Every line from the one containing "Parse this screenshot: output" to the final line of the material below must be reproduced exactly; leave out all other lines.

━━━━━━━━━━━━━━━━

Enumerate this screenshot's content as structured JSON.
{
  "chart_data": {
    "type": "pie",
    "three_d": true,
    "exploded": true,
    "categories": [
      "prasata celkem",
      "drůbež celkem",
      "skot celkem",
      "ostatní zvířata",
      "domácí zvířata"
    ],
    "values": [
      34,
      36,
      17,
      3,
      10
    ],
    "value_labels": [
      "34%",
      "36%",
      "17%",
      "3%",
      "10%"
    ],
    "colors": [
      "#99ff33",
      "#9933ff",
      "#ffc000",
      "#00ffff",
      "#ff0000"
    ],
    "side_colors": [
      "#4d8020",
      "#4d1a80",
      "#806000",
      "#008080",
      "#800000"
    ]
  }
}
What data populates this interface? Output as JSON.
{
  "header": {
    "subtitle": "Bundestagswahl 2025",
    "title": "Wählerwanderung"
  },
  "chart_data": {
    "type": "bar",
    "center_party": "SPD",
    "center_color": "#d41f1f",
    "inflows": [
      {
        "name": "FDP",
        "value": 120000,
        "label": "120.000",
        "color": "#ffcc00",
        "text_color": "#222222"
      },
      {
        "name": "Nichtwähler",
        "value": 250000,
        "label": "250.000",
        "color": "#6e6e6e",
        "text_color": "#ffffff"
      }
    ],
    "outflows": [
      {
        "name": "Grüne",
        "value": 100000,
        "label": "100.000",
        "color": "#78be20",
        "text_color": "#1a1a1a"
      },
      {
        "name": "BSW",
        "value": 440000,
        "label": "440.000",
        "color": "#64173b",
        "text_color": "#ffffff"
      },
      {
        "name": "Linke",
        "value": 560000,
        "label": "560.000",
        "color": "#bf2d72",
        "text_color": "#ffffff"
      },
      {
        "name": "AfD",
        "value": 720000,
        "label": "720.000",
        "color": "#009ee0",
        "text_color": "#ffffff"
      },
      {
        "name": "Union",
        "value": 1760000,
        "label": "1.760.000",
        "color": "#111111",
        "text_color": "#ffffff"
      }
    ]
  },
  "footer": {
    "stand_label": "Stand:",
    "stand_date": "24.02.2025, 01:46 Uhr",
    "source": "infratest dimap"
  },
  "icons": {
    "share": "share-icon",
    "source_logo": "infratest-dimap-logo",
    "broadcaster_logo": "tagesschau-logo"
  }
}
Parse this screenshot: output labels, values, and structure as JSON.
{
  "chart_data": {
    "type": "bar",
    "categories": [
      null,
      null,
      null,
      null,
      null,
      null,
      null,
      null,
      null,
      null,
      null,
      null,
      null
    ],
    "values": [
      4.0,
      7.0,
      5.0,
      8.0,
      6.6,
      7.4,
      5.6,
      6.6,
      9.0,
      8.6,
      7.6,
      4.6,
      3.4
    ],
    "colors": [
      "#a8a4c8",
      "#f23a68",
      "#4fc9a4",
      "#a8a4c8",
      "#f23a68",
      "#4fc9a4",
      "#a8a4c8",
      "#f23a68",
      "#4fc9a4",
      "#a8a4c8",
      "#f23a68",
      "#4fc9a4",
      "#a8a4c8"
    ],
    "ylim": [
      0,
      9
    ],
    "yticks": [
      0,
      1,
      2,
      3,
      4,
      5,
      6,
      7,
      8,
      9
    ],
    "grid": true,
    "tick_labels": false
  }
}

━━━━━━━━━━━━━━━━

*Complete answer*:
Parse this screenshot: output labels, values, and structure as JSON.
{
  "chart_data": {
    "type": "bar",
    "categories": [
      null,
      null,
      null,
      null,
      null,
      null,
      null,
      null,
      null,
      null,
      null,
      null,
      null
    ],
    "values": [
      4.0,
      7.0,
      5.0,
      8.0,
      6.6,
      7.4,
      5.6,
      6.6,
      9.0,
      8.6,
      7.6,
      4.6,
      3.4
    ],
    "colors": [
      "#a8a4c8",
      "#f23a68",
      "#4fc9a4",
      "#a8a4c8",
      "#f23a68",
      "#4fc9a4",
      "#a8a4c8",
      "#f23a68",
      "#4fc9a4",
      "#a8a4c8",
      "#f23a68",
      "#4fc9a4",
      "#a8a4c8"
    ],
    "ylim": [
      0,
      9
    ],
    "yticks": [
      0,
      1,
      2,
      3,
      4,
      5,
      6,
      7,
      8,
      9
    ],
    "grid": true,
    "tick_labels": false
  }
}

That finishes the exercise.